= Task prompt =
Every record below is to be retyped exactly.

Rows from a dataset
* * * * *
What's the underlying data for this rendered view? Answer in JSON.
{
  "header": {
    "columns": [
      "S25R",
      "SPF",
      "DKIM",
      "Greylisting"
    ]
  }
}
* * * * *
= Correct answer =
What's the underlying data for this rendered view? Answer in JSON.
{
  "header": {
    "columns": [
      "S25R",
      "SPF",
      "DKIM",
      "Greylisting"
    ]
  }
}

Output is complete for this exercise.